── ТЕКСТ ДЛЯ ЧТЕНИЯ ──
Подобные идеи выдвигали и другие — тоже мужчины. Женщины, руководившие работой медицинских сестер, не были с этим согласны. Джейн Делано преподавала сестринское дело и возглавляла Армейский корпус медицинских сестер. Гордая, умная, жесткая, целеустремленная и властная, она незадолго до вступления Америки в войну оставила службу в армии и учредила программу подготовки медицинских сестер для Красного Креста. Именно Красный Крест отвечал за подготовку медсестер для армии, занимался их подбором, аттестацией, а часто и назначением.
Делано отвергла план Горгаса, сообщив коллегам, что он «серьезно угрожает» статусу профессиональных медсестер, и предупредив: «Наша медсестринская служба станет невостребованной, если будут созданы не имеющие к нам никакого отношения женские группы, организованные врачами, обучаемые врачами и работающие под их руководством». Она прямо заявила Красному Кресту: «Если этот план будет воплощен в жизнь, то я разорву все отношения с Красным Крестом… и все члены государственного и местных комитетов уйдут вместе со мной».
Красный Крест и армия уступили перед таким натиском. Армейская подготовка помощниц медсестер была отменена, не начавшись. Когда Соединенные Штаты вступили в войну, дипломированных медсестер в стране насчитывалось 98 162: эти женщины по своей подготовке превосходили многих — если не большинство — врачей, окончивших медицинские школы до 1910 г. Война требовала от страны сестринские кадры так же ненасытно, как и все остальное. В мае 1918 г. в вооруженных силах служили около 16 тысяч медицинских сестер. Горгас, однако, считал, что только сухопутным силам требовалось не меньше 50 тысяч.
После того как Горгас, ознакомившись с секретной информацией о катастрофической нехватке медицинских сестер в полевых госпиталях, снова обратился к Красному Кресту с просьбой «вернуться к уже сформулированному нами ранее плану», Делано изменила свою позицию, поддержала Горгаса и попыталась убедить своих коллег в необходимости подготовки «практических медсестер».
Коллеги-профессионалы отвергли планы и Горгаса, и Делано. Красный Крест отказался участвовать в организации какой бы то ни было программы подготовки помощниц врачей и согласился только на организацию Армейской школы медицинских сестер. К октябрю 1918 г. эта школа еще не выпустила ни одной полностью подготовленной медсестры.
───
── ИСХОДНЫЕ ДАННЫЕ ──
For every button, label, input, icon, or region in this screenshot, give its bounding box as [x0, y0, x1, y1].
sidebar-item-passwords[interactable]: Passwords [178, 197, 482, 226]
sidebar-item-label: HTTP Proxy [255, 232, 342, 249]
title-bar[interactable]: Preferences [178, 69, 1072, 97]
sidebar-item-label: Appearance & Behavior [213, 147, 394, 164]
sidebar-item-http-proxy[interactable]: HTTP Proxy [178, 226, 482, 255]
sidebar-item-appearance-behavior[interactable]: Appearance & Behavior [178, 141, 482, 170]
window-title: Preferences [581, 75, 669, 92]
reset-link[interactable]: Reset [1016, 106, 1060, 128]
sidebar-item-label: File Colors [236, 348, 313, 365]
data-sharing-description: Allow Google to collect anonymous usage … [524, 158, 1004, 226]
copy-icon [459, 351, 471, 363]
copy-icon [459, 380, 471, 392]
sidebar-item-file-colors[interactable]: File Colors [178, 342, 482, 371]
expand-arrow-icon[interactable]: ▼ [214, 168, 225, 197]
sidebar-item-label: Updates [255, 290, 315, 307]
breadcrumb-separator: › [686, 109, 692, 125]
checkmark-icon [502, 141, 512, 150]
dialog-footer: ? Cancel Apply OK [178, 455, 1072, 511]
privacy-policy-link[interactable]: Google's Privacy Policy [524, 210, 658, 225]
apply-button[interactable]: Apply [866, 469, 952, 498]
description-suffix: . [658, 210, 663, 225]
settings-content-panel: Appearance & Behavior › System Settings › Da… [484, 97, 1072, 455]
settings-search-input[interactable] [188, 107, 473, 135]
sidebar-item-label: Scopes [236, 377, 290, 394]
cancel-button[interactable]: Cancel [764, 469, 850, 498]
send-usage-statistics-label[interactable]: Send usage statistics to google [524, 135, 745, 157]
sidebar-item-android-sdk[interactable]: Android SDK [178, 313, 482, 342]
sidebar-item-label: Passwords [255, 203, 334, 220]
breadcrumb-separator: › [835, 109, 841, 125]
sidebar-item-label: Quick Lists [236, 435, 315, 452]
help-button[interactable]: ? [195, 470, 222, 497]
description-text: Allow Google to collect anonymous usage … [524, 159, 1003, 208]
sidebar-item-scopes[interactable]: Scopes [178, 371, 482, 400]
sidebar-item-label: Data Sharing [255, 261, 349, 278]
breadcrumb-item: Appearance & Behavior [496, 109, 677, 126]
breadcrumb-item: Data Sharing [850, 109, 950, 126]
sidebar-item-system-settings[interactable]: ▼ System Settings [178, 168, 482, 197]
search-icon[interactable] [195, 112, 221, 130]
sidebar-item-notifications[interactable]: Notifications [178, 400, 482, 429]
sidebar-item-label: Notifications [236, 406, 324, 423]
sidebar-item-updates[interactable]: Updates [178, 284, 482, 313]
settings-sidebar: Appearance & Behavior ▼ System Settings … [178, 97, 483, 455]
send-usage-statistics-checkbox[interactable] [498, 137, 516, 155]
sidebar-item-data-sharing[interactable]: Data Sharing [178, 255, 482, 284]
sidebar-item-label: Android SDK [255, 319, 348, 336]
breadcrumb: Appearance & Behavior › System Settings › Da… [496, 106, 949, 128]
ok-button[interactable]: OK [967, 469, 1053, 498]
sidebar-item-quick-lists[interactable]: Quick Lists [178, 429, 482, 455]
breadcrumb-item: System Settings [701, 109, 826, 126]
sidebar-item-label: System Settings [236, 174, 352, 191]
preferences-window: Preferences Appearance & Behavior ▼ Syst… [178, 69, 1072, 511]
───
ЗАДАНИЯ
(a) Перечислите все прилагательные, которыми в тексте о медсестрах описана Джейн Делано.
(b) Перепишите из текста о медсестрах без изменений фрагмент, который начинается со слов "Подобные идеи выдвигали" и заканчивается словами "часто и назначением.".
(c) Продолжите текст о медсестрах после его последнего предложения.

ОЖИДАЕМЫЕ ОТВЕТЫ
(a) Гордая, умная, жесткая, целеустремленная, властная.

(b)
Подобные идеи выдвигали и другие — тоже мужчины. Женщины, руководившие работой медицинских сестер, не были с этим согласны. Джейн Делано преподавала сестринское дело и возглавляла Армейский корпус медицинских сестер. Гордая, умная, жесткая, целеустремленная и властная, она незадолго до вступления Америки в войну оставила службу в армии и учредила программу подготовки медицинских сестер для Красного Креста. Именно Красный Крест отвечал за подготовку медсестер для армии, занимался их подбором, аттестацией, а часто и назначением.

(c)
Победа, которую профессиональное сообщество медицинских сестер одержало над Красным Крестом и армией Соединенных Штатов, — воюющей армией! — была чем-то из ряда вон выходящим. Особенно если учесть, что ее одержали женщины. По иронии судьбы она стала отражением победы Комитета общественной информации Джорджа Крила над правдой: пропагандистская машина Крила так и не дала публике узнать, насколько чудовищной была нехватка медицинских сестер.
Между тем аппетит армии в отношении врачей и медсестер только разгорался. Под ружьем были уже 4 миллиона американцев, а призыв все еще продолжался. Горгас рассчитывал еще на 300 тысяч госпитальных коек, но не хватало обученного медицинского персонала, способного справиться с такой нагрузкой. Поэтому военное ведомство было просто вынуждено отправлять в тренировочные военные лагеря все больше и больше медсестер и врачей, сажать их на корабли и перевозить во Францию. Так продолжалось до тех пор, пока в армию не попали почти все лучшие молодые врачи. Качество медицинской помощи гражданскому населению начало стремительно падать. В тылу оставались либо некомпетентные и неопытные молодые медики, либо врачи старше 45 лет: большинство из них учились по-старому. Нехватка медсестер была еще более острой. Для гражданского населения она окажется просто убийственной.
А между тем кресало неумолимо било по кремню, и искры сыпались на сухой трут. Это были не последние удары — и не последние искры.